● Provided data:
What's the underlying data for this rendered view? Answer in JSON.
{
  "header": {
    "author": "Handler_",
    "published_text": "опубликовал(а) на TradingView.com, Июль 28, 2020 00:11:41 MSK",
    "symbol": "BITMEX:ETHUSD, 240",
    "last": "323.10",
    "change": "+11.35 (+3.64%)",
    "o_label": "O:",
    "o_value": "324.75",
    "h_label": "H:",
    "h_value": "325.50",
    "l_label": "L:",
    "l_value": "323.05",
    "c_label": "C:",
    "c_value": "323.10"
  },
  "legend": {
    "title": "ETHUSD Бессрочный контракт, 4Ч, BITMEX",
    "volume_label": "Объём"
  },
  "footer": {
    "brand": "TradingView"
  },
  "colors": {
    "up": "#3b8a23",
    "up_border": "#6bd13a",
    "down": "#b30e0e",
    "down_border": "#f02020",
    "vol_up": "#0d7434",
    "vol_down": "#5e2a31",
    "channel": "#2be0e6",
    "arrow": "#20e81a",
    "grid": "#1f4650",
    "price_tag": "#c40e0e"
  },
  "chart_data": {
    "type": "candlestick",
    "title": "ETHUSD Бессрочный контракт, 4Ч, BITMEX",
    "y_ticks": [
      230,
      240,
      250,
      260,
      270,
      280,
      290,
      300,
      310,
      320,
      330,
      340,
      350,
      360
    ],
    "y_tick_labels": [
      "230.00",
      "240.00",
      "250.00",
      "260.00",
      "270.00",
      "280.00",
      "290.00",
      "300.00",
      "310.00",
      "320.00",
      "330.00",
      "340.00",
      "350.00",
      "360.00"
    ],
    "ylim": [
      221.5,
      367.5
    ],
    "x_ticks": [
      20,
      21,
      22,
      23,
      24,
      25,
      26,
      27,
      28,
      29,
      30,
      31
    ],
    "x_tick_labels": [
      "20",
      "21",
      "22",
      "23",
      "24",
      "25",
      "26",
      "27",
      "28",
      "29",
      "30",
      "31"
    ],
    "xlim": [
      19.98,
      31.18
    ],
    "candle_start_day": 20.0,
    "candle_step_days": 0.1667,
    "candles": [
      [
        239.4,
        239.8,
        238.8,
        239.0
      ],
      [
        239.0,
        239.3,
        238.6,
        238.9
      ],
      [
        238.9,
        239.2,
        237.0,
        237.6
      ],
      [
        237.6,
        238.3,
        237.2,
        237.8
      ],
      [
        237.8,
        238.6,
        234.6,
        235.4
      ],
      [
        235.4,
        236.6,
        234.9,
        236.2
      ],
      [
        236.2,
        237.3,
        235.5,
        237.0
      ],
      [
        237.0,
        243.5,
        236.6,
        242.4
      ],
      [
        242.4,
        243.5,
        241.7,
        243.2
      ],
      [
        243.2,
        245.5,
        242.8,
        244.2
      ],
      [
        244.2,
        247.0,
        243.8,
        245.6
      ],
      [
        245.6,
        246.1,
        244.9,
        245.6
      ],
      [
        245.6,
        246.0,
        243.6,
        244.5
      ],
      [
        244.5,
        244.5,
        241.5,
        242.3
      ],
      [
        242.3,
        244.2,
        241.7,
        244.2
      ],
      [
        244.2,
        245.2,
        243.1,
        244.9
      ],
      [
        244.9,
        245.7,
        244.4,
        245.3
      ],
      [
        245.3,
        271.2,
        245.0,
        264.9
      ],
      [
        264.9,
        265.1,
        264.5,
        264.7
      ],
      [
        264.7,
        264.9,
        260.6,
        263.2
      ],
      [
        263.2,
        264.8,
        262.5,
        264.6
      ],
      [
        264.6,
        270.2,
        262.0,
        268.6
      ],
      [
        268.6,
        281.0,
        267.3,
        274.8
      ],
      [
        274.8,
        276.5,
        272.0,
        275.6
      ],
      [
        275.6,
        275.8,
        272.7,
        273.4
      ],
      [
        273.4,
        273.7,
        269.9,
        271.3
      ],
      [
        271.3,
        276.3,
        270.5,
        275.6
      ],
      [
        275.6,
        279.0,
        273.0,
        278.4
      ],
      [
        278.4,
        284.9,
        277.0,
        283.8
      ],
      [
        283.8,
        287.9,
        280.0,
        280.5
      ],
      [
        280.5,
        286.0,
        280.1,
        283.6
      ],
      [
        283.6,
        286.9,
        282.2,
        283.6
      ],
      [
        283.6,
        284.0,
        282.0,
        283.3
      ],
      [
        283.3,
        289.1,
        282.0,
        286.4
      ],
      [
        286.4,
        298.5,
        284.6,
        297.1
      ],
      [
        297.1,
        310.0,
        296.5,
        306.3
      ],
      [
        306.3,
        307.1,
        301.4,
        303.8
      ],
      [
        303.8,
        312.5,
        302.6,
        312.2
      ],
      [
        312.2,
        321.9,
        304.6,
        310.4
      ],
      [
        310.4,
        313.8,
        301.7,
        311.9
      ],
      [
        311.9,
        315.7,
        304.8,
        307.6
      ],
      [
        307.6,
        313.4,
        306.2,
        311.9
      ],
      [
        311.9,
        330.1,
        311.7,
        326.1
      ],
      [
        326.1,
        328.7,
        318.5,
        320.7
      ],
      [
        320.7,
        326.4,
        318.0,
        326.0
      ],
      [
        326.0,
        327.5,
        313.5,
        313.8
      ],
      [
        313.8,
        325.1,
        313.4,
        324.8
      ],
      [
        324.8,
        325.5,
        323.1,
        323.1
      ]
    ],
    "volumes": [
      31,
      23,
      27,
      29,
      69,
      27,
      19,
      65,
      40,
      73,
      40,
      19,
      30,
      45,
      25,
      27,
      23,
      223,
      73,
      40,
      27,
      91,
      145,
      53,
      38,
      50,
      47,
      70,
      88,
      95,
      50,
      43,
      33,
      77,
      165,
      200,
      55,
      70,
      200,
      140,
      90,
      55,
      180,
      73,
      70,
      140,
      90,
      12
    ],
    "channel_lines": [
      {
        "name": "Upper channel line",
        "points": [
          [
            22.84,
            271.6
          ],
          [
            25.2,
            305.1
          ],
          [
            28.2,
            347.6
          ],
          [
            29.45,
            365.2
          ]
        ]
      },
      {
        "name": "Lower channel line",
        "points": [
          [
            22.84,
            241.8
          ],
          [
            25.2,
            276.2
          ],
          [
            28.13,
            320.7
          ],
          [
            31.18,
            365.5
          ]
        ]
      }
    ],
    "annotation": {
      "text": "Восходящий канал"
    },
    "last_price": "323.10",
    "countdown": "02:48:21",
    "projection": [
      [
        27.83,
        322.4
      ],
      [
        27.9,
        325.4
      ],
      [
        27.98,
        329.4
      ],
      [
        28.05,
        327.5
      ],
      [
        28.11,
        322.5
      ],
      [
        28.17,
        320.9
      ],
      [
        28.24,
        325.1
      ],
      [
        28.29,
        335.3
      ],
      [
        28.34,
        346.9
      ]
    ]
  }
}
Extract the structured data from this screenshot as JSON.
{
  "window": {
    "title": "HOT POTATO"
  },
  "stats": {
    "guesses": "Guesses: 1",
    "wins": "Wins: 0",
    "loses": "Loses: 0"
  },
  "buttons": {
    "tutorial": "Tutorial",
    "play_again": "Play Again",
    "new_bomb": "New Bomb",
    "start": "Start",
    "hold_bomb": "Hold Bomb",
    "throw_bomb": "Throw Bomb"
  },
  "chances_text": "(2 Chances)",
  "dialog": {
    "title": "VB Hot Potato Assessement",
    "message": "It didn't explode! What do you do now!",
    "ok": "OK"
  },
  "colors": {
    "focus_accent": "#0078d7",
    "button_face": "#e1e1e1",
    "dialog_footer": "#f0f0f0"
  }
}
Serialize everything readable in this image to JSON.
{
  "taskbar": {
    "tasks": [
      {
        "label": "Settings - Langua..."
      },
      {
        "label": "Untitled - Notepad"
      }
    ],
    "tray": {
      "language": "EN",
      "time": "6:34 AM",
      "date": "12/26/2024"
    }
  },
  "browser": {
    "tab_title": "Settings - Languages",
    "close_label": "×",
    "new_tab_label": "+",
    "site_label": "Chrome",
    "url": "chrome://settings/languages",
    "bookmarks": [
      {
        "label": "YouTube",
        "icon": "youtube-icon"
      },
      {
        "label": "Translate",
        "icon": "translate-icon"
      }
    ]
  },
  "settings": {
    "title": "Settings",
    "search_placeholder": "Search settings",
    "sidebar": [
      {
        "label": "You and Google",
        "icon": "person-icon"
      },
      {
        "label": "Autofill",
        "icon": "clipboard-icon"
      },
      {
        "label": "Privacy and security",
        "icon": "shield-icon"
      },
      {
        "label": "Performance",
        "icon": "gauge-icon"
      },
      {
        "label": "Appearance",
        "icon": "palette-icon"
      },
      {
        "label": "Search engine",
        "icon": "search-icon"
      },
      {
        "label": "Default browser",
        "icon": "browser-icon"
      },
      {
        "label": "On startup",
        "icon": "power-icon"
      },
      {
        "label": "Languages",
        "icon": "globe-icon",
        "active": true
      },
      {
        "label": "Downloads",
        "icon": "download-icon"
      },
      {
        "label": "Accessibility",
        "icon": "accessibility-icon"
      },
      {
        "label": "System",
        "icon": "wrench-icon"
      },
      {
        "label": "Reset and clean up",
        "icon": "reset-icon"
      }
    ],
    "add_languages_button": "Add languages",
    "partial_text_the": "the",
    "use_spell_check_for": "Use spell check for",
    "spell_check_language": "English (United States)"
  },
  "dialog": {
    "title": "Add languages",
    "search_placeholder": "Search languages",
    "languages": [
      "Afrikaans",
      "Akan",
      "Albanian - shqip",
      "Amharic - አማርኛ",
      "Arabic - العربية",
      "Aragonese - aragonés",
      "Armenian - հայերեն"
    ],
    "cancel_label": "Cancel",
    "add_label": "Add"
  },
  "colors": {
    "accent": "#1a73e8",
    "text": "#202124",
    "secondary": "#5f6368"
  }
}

● Written problem: Report how many lines in the listing include the word "name". Give nothing but the count.

● Exercise solution: 2